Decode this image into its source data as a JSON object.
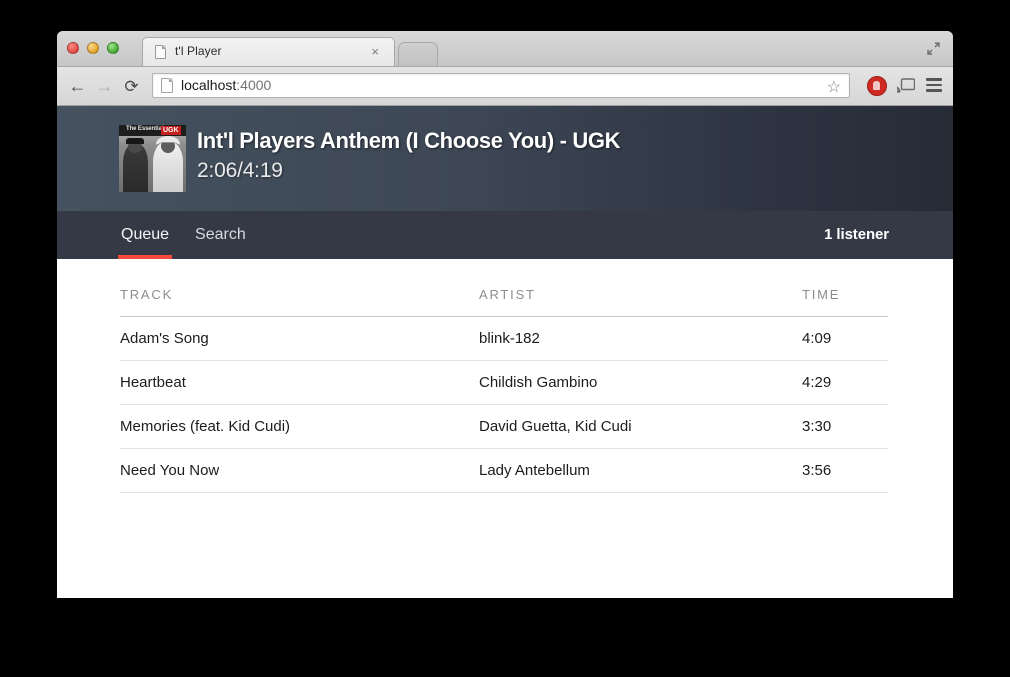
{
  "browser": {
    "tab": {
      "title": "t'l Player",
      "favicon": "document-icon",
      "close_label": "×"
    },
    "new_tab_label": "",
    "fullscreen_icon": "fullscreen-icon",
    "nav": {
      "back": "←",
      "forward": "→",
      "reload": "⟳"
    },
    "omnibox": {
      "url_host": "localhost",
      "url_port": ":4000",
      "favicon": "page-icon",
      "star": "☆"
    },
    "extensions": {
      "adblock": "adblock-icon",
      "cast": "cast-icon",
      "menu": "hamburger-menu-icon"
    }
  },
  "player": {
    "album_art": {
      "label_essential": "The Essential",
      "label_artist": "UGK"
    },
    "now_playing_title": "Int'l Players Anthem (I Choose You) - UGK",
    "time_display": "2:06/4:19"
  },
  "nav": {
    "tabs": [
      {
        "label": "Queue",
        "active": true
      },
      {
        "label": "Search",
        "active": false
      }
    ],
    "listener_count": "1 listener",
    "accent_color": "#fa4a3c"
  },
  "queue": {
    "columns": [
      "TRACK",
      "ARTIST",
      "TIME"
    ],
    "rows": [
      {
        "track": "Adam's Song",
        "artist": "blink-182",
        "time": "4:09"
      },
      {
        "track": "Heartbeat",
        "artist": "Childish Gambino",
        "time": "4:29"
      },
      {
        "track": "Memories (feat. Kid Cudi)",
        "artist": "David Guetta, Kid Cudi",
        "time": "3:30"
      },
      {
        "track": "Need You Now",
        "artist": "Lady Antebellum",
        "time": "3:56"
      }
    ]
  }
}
--
## Task description
Copy every entry word for word, but omit the pictures.

## Task answer
Decode this image into its source data as a JSON object.
{
  "browser": {
    "tab": {
      "title": "t'l Player",
      "favicon": "document-icon",
      "close_label": "×"
    },
    "new_tab_label": "",
    "fullscreen_icon": "fullscreen-icon",
    "nav": {
      "back": "←",
      "forward": "→",
      "reload": "⟳"
    },
    "omnibox": {
      "url_host": "localhost",
      "url_port": ":4000",
      "favicon": "page-icon",
      "star": "☆"
    },
    "extensions": {
      "adblock": "adblock-icon",
      "cast": "cast-icon",
      "menu": "hamburger-menu-icon"
    }
  },
  "player": {
    "album_art": {
      "label_essential": "The Essential",
      "label_artist": "UGK"
    },
    "now_playing_title": "Int'l Players Anthem (I Choose You) - UGK",
    "time_display": "2:06/4:19"
  },
  "nav": {
    "tabs": [
      {
        "label": "Queue",
        "active": true
      },
      {
        "label": "Search",
        "active": false
      }
    ],
    "listener_count": "1 listener",
    "accent_color": "#fa4a3c"
  },
  "queue": {
    "columns": [
      "TRACK",
      "ARTIST",
      "TIME"
    ],
    "rows": [
      {
        "track": "Adam's Song",
        "artist": "blink-182",
        "time": "4:09"
      },
      {
        "track": "Heartbeat",
        "artist": "Childish Gambino",
        "time": "4:29"
      },
      {
        "track": "Memories (feat. Kid Cudi)",
        "artist": "David Guetta, Kid Cudi",
        "time": "3:30"
      },
      {
        "track": "Need You Now",
        "artist": "Lady Antebellum",
        "time": "3:56"
      }
    ]
  }
}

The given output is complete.